Task requirements ▸ Quote all of the data below exactly, please.

Dataset rows ▸
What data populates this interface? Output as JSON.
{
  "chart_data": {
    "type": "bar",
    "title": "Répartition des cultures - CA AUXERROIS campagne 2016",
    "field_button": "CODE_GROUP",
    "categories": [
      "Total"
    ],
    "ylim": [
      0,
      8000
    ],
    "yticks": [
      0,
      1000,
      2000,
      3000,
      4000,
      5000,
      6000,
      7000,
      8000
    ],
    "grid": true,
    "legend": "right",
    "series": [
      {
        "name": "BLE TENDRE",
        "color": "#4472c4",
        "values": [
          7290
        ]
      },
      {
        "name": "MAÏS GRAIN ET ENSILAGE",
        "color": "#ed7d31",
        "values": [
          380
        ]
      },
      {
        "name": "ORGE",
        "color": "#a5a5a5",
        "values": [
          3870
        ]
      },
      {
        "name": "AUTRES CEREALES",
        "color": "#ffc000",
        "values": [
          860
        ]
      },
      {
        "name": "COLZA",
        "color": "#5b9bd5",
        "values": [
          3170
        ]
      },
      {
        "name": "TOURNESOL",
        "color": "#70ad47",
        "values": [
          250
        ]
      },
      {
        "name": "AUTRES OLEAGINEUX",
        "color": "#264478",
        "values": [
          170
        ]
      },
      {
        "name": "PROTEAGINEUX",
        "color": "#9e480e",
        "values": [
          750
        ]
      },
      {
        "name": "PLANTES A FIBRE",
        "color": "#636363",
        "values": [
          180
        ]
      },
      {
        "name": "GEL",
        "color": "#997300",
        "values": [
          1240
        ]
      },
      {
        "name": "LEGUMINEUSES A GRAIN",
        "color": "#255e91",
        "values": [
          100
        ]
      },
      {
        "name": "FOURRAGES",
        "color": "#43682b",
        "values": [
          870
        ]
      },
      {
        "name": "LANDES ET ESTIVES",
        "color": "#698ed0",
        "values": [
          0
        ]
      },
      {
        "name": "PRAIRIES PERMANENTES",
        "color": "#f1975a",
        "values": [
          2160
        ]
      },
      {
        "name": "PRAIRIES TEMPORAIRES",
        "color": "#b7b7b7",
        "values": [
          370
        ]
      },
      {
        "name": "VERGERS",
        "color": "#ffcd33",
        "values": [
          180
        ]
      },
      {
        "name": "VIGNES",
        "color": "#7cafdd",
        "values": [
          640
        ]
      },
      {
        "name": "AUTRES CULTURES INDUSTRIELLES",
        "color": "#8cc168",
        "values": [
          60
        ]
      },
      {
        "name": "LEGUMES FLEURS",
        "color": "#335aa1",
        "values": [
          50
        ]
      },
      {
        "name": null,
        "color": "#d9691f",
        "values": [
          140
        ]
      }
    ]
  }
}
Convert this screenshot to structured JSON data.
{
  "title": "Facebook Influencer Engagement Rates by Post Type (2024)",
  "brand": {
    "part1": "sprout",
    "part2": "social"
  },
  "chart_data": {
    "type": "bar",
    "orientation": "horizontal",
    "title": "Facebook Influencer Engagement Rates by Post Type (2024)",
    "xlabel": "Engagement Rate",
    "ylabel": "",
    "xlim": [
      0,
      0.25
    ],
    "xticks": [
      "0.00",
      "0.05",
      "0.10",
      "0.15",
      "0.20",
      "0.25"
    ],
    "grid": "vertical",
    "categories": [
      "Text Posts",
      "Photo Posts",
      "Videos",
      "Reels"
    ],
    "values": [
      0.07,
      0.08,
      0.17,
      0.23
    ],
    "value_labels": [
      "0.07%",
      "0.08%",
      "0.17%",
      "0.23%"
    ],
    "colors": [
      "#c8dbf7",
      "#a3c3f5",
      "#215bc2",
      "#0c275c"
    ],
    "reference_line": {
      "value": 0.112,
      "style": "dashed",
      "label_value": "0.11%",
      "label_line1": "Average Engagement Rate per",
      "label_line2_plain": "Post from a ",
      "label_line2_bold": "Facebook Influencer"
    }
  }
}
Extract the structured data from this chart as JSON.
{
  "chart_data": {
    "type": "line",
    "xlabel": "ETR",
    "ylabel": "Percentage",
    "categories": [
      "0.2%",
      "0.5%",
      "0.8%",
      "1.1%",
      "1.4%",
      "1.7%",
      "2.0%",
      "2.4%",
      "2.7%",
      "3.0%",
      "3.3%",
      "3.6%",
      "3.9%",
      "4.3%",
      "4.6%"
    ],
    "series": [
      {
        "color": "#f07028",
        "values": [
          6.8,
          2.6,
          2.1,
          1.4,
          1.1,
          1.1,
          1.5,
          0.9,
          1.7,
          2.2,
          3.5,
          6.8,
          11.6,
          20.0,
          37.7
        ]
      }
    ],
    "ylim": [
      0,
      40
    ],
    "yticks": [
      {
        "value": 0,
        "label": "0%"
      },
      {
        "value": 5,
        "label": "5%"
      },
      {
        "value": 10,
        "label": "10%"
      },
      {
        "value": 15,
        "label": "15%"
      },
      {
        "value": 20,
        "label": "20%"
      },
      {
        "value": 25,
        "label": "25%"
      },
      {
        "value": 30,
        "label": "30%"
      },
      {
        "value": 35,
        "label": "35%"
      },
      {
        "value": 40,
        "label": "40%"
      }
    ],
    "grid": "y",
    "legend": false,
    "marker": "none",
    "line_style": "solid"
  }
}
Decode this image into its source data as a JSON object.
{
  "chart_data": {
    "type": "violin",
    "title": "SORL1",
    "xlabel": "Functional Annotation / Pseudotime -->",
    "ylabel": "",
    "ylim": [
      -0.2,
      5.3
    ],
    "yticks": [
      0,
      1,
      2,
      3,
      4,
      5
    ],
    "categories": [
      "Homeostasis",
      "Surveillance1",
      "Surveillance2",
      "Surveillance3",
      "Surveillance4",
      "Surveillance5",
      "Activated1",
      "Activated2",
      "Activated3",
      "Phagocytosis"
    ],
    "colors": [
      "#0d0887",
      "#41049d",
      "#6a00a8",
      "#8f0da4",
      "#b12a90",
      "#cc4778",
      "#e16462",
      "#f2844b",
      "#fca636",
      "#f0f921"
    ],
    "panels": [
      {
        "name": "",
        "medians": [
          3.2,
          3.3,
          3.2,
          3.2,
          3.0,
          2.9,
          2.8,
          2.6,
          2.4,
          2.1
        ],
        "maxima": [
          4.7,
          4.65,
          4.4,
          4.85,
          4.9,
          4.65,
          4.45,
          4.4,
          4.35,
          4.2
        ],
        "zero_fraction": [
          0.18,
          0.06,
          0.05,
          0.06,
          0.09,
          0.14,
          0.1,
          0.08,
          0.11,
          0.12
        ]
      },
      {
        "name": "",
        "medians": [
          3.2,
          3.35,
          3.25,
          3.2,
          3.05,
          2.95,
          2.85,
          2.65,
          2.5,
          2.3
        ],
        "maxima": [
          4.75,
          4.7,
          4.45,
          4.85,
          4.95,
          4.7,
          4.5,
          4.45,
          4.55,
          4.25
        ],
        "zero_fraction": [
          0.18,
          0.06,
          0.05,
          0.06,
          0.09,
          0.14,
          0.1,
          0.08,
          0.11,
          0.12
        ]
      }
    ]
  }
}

Response for this exercise ▸
What data populates this interface? Output as JSON.
{
  "chart_data": {
    "type": "bar",
    "title": "Répartition des cultures - CA AUXERROIS campagne 2016",
    "field_button": "CODE_GROUP",
    "categories": [
      "Total"
    ],
    "ylim": [
      0,
      8000
    ],
    "yticks": [
      0,
      1000,
      2000,
      3000,
      4000,
      5000,
      6000,
      7000,
      8000
    ],
    "grid": true,
    "legend": "right",
    "series": [
      {
        "name": "BLE TENDRE",
        "color": "#4472c4",
        "values": [
          7290
        ]
      },
      {
        "name": "MAÏS GRAIN ET ENSILAGE",
        "color": "#ed7d31",
        "values": [
          380
        ]
      },
      {
        "name": "ORGE",
        "color": "#a5a5a5",
        "values": [
          3870
        ]
      },
      {
        "name": "AUTRES CEREALES",
        "color": "#ffc000",
        "values": [
          860
        ]
      },
      {
        "name": "COLZA",
        "color": "#5b9bd5",
        "values": [
          3170
        ]
      },
      {
        "name": "TOURNESOL",
        "color": "#70ad47",
        "values": [
          250
        ]
      },
      {
        "name": "AUTRES OLEAGINEUX",
        "color": "#264478",
        "values": [
          170
        ]
      },
      {
        "name": "PROTEAGINEUX",
        "color": "#9e480e",
        "values": [
          750
        ]
      },
      {
        "name": "PLANTES A FIBRE",
        "color": "#636363",
        "values": [
          180
        ]
      },
      {
        "name": "GEL",
        "color": "#997300",
        "values": [
          1240
        ]
      },
      {
        "name": "LEGUMINEUSES A GRAIN",
        "color": "#255e91",
        "values": [
          100
        ]
      },
      {
        "name": "FOURRAGES",
        "color": "#43682b",
        "values": [
          870
        ]
      },
      {
        "name": "LANDES ET ESTIVES",
        "color": "#698ed0",
        "values": [
          0
        ]
      },
      {
        "name": "PRAIRIES PERMANENTES",
        "color": "#f1975a",
        "values": [
          2160
        ]
      },
      {
        "name": "PRAIRIES TEMPORAIRES",
        "color": "#b7b7b7",
        "values": [
          370
        ]
      },
      {
        "name": "VERGERS",
        "color": "#ffcd33",
        "values": [
          180
        ]
      },
      {
        "name": "VIGNES",
        "color": "#7cafdd",
        "values": [
          640
        ]
      },
      {
        "name": "AUTRES CULTURES INDUSTRIELLES",
        "color": "#8cc168",
        "values": [
          60
        ]
      },
      {
        "name": "LEGUMES FLEURS",
        "color": "#335aa1",
        "values": [
          50
        ]
      },
      {
        "name": null,
        "color": "#d9691f",
        "values": [
          140
        ]
      }
    ]
  }
}
Convert this screenshot to structured JSON data.
{
  "title": "Facebook Influencer Engagement Rates by Post Type (2024)",
  "brand": {
    "part1": "sprout",
    "part2": "social"
  },
  "chart_data": {
    "type": "bar",
    "orientation": "horizontal",
    "title": "Facebook Influencer Engagement Rates by Post Type (2024)",
    "xlabel": "Engagement Rate",
    "ylabel": "",
    "xlim": [
      0,
      0.25
    ],
    "xticks": [
      "0.00",
      "0.05",
      "0.10",
      "0.15",
      "0.20",
      "0.25"
    ],
    "grid": "vertical",
    "categories": [
      "Text Posts",
      "Photo Posts",
      "Videos",
      "Reels"
    ],
    "values": [
      0.07,
      0.08,
      0.17,
      0.23
    ],
    "value_labels": [
      "0.07%",
      "0.08%",
      "0.17%",
      "0.23%"
    ],
    "colors": [
      "#c8dbf7",
      "#a3c3f5",
      "#215bc2",
      "#0c275c"
    ],
    "reference_line": {
      "value": 0.112,
      "style": "dashed",
      "label_value": "0.11%",
      "label_line1": "Average Engagement Rate per",
      "label_line2_plain": "Post from a ",
      "label_line2_bold": "Facebook Influencer"
    }
  }
}
Extract the structured data from this chart as JSON.
{
  "chart_data": {
    "type": "line",
    "xlabel": "ETR",
    "ylabel": "Percentage",
    "categories": [
      "0.2%",
      "0.5%",
      "0.8%",
      "1.1%",
      "1.4%",
      "1.7%",
      "2.0%",
      "2.4%",
      "2.7%",
      "3.0%",
      "3.3%",
      "3.6%",
      "3.9%",
      "4.3%",
      "4.6%"
    ],
    "series": [
      {
        "color": "#f07028",
        "values": [
          6.8,
          2.6,
          2.1,
          1.4,
          1.1,
          1.1,
          1.5,
          0.9,
          1.7,
          2.2,
          3.5,
          6.8,
          11.6,
          20.0,
          37.7
        ]
      }
    ],
    "ylim": [
      0,
      40
    ],
    "yticks": [
      {
        "value": 0,
        "label": "0%"
      },
      {
        "value": 5,
        "label": "5%"
      },
      {
        "value": 10,
        "label": "10%"
      },
      {
        "value": 15,
        "label": "15%"
      },
      {
        "value": 20,
        "label": "20%"
      },
      {
        "value": 25,
        "label": "25%"
      },
      {
        "value": 30,
        "label": "30%"
      },
      {
        "value": 35,
        "label": "35%"
      },
      {
        "value": 40,
        "label": "40%"
      }
    ],
    "grid": "y",
    "legend": false,
    "marker": "none",
    "line_style": "solid"
  }
}
Decode this image into its source data as a JSON object.
{
  "chart_data": {
    "type": "violin",
    "title": "SORL1",
    "xlabel": "Functional Annotation / Pseudotime -->",
    "ylabel": "",
    "ylim": [
      -0.2,
      5.3
    ],
    "yticks": [
      0,
      1,
      2,
      3,
      4,
      5
    ],
    "categories": [
      "Homeostasis",
      "Surveillance1",
      "Surveillance2",
      "Surveillance3",
      "Surveillance4",
      "Surveillance5",
      "Activated1",
      "Activated2",
      "Activated3",
      "Phagocytosis"
    ],
    "colors": [
      "#0d0887",
      "#41049d",
      "#6a00a8",
      "#8f0da4",
      "#b12a90",
      "#cc4778",
      "#e16462",
      "#f2844b",
      "#fca636",
      "#f0f921"
    ],
    "panels": [
      {
        "name": "",
        "medians": [
          3.2,
          3.3,
          3.2,
          3.2,
          3.0,
          2.9,
          2.8,
          2.6,
          2.4,
          2.1
        ],
        "maxima": [
          4.7,
          4.65,
          4.4,
          4.85,
          4.9,
          4.65,
          4.45,
          4.4,
          4.35,
          4.2
        ],
        "zero_fraction": [
          0.18,
          0.06,
          0.05,
          0.06,
          0.09,
          0.14,
          0.1,
          0.08,
          0.11,
          0.12
        ]
      },
      {
        "name": "",
        "medians": [
          3.2,
          3.35,
          3.25,
          3.2,
          3.05,
          2.95,
          2.85,
          2.65,
          2.5,
          2.3
        ],
        "maxima": [
          4.75,
          4.7,
          4.45,
          4.85,
          4.95,
          4.7,
          4.5,
          4.45,
          4.55,
          4.25
        ],
        "zero_fraction": [
          0.18,
          0.06,
          0.05,
          0.06,
          0.09,
          0.14,
          0.1,
          0.08,
          0.11,
          0.12
        ]
      }
    ]
  }
}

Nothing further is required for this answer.